Task prompt: Print the records below exactly as they appear.

Data:

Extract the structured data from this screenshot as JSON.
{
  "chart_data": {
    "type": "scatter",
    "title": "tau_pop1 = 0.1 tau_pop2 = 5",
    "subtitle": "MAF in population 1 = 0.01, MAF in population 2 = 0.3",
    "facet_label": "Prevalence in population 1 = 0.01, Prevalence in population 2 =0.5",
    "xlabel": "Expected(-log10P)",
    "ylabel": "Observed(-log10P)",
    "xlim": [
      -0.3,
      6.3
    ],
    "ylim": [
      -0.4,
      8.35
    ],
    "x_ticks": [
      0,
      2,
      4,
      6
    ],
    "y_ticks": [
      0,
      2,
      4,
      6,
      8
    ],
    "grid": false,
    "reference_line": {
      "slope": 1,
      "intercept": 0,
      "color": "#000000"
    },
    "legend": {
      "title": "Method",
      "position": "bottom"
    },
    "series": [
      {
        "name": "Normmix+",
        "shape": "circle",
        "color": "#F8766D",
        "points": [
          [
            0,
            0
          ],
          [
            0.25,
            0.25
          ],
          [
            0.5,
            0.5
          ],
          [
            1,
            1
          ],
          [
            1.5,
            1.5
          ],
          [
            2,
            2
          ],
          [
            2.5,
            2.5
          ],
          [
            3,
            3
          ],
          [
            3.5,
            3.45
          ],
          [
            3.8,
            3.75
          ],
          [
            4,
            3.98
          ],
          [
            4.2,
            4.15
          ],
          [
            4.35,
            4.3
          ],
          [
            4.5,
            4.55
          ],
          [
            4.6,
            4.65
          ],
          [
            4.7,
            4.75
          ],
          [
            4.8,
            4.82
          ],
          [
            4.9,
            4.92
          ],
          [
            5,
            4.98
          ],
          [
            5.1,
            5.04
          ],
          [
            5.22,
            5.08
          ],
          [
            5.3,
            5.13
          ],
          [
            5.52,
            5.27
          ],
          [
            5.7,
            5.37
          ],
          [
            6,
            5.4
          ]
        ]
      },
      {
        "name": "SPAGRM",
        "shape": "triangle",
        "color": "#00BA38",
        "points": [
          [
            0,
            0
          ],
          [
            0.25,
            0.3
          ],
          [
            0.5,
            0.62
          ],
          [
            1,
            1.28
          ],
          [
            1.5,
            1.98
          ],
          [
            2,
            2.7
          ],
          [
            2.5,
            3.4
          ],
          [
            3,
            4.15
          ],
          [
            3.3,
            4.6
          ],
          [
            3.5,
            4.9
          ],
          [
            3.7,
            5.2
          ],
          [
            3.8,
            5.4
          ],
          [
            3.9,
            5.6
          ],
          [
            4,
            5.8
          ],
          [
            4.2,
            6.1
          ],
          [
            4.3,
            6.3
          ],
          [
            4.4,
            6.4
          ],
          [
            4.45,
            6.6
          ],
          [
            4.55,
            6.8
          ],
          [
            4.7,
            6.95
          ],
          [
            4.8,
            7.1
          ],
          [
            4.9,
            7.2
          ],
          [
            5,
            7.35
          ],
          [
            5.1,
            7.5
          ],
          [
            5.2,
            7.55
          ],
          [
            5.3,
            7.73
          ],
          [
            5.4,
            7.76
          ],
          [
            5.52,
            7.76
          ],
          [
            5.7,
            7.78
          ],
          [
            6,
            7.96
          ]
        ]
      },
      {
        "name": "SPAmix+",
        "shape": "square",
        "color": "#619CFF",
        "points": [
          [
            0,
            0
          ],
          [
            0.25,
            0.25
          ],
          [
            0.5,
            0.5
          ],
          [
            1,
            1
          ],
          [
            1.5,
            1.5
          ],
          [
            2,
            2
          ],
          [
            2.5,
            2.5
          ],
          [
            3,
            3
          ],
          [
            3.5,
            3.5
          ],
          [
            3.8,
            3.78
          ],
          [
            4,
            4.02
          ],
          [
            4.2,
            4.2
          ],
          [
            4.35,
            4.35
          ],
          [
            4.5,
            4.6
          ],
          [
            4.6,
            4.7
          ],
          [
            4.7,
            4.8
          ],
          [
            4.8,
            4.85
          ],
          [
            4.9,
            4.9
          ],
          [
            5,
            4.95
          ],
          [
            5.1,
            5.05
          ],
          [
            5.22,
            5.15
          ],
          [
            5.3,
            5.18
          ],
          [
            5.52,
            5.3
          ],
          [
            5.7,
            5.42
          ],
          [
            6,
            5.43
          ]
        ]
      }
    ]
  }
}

Correct output:
Extract the structured data from this screenshot as JSON.
{
  "chart_data": {
    "type": "scatter",
    "title": "tau_pop1 = 0.1 tau_pop2 = 5",
    "subtitle": "MAF in population 1 = 0.01, MAF in population 2 = 0.3",
    "facet_label": "Prevalence in population 1 = 0.01, Prevalence in population 2 =0.5",
    "xlabel": "Expected(-log10P)",
    "ylabel": "Observed(-log10P)",
    "xlim": [
      -0.3,
      6.3
    ],
    "ylim": [
      -0.4,
      8.35
    ],
    "x_ticks": [
      0,
      2,
      4,
      6
    ],
    "y_ticks": [
      0,
      2,
      4,
      6,
      8
    ],
    "grid": false,
    "reference_line": {
      "slope": 1,
      "intercept": 0,
      "color": "#000000"
    },
    "legend": {
      "title": "Method",
      "position": "bottom"
    },
    "series": [
      {
        "name": "Normmix+",
        "shape": "circle",
        "color": "#F8766D",
        "points": [
          [
            0,
            0
          ],
          [
            0.25,
            0.25
          ],
          [
            0.5,
            0.5
          ],
          [
            1,
            1
          ],
          [
            1.5,
            1.5
          ],
          [
            2,
            2
          ],
          [
            2.5,
            2.5
          ],
          [
            3,
            3
          ],
          [
            3.5,
            3.45
          ],
          [
            3.8,
            3.75
          ],
          [
            4,
            3.98
          ],
          [
            4.2,
            4.15
          ],
          [
            4.35,
            4.3
          ],
          [
            4.5,
            4.55
          ],
          [
            4.6,
            4.65
          ],
          [
            4.7,
            4.75
          ],
          [
            4.8,
            4.82
          ],
          [
            4.9,
            4.92
          ],
          [
            5,
            4.98
          ],
          [
            5.1,
            5.04
          ],
          [
            5.22,
            5.08
          ],
          [
            5.3,
            5.13
          ],
          [
            5.52,
            5.27
          ],
          [
            5.7,
            5.37
          ],
          [
            6,
            5.4
          ]
        ]
      },
      {
        "name": "SPAGRM",
        "shape": "triangle",
        "color": "#00BA38",
        "points": [
          [
            0,
            0
          ],
          [
            0.25,
            0.3
          ],
          [
            0.5,
            0.62
          ],
          [
            1,
            1.28
          ],
          [
            1.5,
            1.98
          ],
          [
            2,
            2.7
          ],
          [
            2.5,
            3.4
          ],
          [
            3,
            4.15
          ],
          [
            3.3,
            4.6
          ],
          [
            3.5,
            4.9
          ],
          [
            3.7,
            5.2
          ],
          [
            3.8,
            5.4
          ],
          [
            3.9,
            5.6
          ],
          [
            4,
            5.8
          ],
          [
            4.2,
            6.1
          ],
          [
            4.3,
            6.3
          ],
          [
            4.4,
            6.4
          ],
          [
            4.45,
            6.6
          ],
          [
            4.55,
            6.8
          ],
          [
            4.7,
            6.95
          ],
          [
            4.8,
            7.1
          ],
          [
            4.9,
            7.2
          ],
          [
            5,
            7.35
          ],
          [
            5.1,
            7.5
          ],
          [
            5.2,
            7.55
          ],
          [
            5.3,
            7.73
          ],
          [
            5.4,
            7.76
          ],
          [
            5.52,
            7.76
          ],
          [
            5.7,
            7.78
          ],
          [
            6,
            7.96
          ]
        ]
      },
      {
        "name": "SPAmix+",
        "shape": "square",
        "color": "#619CFF",
        "points": [
          [
            0,
            0
          ],
          [
            0.25,
            0.25
          ],
          [
            0.5,
            0.5
          ],
          [
            1,
            1
          ],
          [
            1.5,
            1.5
          ],
          [
            2,
            2
          ],
          [
            2.5,
            2.5
          ],
          [
            3,
            3
          ],
          [
            3.5,
            3.5
          ],
          [
            3.8,
            3.78
          ],
          [
            4,
            4.02
          ],
          [
            4.2,
            4.2
          ],
          [
            4.35,
            4.35
          ],
          [
            4.5,
            4.6
          ],
          [
            4.6,
            4.7
          ],
          [
            4.7,
            4.8
          ],
          [
            4.8,
            4.85
          ],
          [
            4.9,
            4.9
          ],
          [
            5,
            4.95
          ],
          [
            5.1,
            5.05
          ],
          [
            5.22,
            5.15
          ],
          [
            5.3,
            5.18
          ],
          [
            5.52,
            5.3
          ],
          [
            5.7,
            5.42
          ],
          [
            6,
            5.43
          ]
        ]
      }
    ]
  }
}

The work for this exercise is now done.